◆ Stated problem: Would you copy out the whole listing exactly as given?
— start Task data —
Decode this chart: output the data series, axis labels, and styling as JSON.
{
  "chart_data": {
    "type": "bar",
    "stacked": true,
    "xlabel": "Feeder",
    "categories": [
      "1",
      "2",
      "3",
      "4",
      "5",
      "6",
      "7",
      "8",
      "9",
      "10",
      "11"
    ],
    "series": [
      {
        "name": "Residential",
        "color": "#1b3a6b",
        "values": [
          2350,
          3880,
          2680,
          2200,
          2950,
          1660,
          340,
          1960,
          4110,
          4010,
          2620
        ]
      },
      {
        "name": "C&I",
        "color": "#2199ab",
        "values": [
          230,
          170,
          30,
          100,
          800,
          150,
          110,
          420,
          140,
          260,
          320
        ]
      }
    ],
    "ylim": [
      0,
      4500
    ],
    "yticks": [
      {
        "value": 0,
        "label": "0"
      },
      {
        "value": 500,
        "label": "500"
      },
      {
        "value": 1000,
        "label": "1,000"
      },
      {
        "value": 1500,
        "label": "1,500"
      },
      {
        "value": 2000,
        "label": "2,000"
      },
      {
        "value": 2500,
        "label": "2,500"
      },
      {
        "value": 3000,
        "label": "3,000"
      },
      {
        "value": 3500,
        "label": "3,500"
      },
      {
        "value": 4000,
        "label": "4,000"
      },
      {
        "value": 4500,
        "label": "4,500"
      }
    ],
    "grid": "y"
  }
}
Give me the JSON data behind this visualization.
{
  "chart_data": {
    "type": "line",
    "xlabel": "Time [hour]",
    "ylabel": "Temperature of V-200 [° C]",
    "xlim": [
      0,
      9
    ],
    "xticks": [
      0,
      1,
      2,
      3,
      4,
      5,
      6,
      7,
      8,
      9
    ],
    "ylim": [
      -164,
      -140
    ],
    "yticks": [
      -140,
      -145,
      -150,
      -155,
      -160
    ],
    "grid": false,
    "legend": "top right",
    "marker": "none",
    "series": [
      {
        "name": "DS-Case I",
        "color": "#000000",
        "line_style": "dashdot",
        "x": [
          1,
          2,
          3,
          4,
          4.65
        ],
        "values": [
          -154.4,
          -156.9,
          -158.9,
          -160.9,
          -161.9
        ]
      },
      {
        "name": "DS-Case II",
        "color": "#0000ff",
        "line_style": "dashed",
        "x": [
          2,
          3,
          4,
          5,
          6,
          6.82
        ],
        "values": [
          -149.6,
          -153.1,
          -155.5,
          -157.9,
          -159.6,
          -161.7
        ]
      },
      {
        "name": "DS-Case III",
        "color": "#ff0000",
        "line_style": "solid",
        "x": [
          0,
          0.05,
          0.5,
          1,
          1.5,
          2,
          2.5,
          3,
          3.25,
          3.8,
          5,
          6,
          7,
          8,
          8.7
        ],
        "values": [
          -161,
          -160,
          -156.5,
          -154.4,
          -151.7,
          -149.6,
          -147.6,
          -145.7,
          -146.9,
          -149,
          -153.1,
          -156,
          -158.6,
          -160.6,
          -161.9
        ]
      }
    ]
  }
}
— end Task data —
◆ Output of the task:
Decode this chart: output the data series, axis labels, and styling as JSON.
{
  "chart_data": {
    "type": "bar",
    "stacked": true,
    "xlabel": "Feeder",
    "categories": [
      "1",
      "2",
      "3",
      "4",
      "5",
      "6",
      "7",
      "8",
      "9",
      "10",
      "11"
    ],
    "series": [
      {
        "name": "Residential",
        "color": "#1b3a6b",
        "values": [
          2350,
          3880,
          2680,
          2200,
          2950,
          1660,
          340,
          1960,
          4110,
          4010,
          2620
        ]
      },
      {
        "name": "C&I",
        "color": "#2199ab",
        "values": [
          230,
          170,
          30,
          100,
          800,
          150,
          110,
          420,
          140,
          260,
          320
        ]
      }
    ],
    "ylim": [
      0,
      4500
    ],
    "yticks": [
      {
        "value": 0,
        "label": "0"
      },
      {
        "value": 500,
        "label": "500"
      },
      {
        "value": 1000,
        "label": "1,000"
      },
      {
        "value": 1500,
        "label": "1,500"
      },
      {
        "value": 2000,
        "label": "2,000"
      },
      {
        "value": 2500,
        "label": "2,500"
      },
      {
        "value": 3000,
        "label": "3,000"
      },
      {
        "value": 3500,
        "label": "3,500"
      },
      {
        "value": 4000,
        "label": "4,000"
      },
      {
        "value": 4500,
        "label": "4,500"
      }
    ],
    "grid": "y"
  }
}
Give me the JSON data behind this visualization.
{
  "chart_data": {
    "type": "line",
    "xlabel": "Time [hour]",
    "ylabel": "Temperature of V-200 [° C]",
    "xlim": [
      0,
      9
    ],
    "xticks": [
      0,
      1,
      2,
      3,
      4,
      5,
      6,
      7,
      8,
      9
    ],
    "ylim": [
      -164,
      -140
    ],
    "yticks": [
      -140,
      -145,
      -150,
      -155,
      -160
    ],
    "grid": false,
    "legend": "top right",
    "marker": "none",
    "series": [
      {
        "name": "DS-Case I",
        "color": "#000000",
        "line_style": "dashdot",
        "x": [
          1,
          2,
          3,
          4,
          4.65
        ],
        "values": [
          -154.4,
          -156.9,
          -158.9,
          -160.9,
          -161.9
        ]
      },
      {
        "name": "DS-Case II",
        "color": "#0000ff",
        "line_style": "dashed",
        "x": [
          2,
          3,
          4,
          5,
          6,
          6.82
        ],
        "values": [
          -149.6,
          -153.1,
          -155.5,
          -157.9,
          -159.6,
          -161.7
        ]
      },
      {
        "name": "DS-Case III",
        "color": "#ff0000",
        "line_style": "solid",
        "x": [
          0,
          0.05,
          0.5,
          1,
          1.5,
          2,
          2.5,
          3,
          3.25,
          3.8,
          5,
          6,
          7,
          8,
          8.7
        ],
        "values": [
          -161,
          -160,
          -156.5,
          -154.4,
          -151.7,
          -149.6,
          -147.6,
          -145.7,
          -146.9,
          -149,
          -153.1,
          -156,
          -158.6,
          -160.6,
          -161.9
        ]
      }
    ]
  }
}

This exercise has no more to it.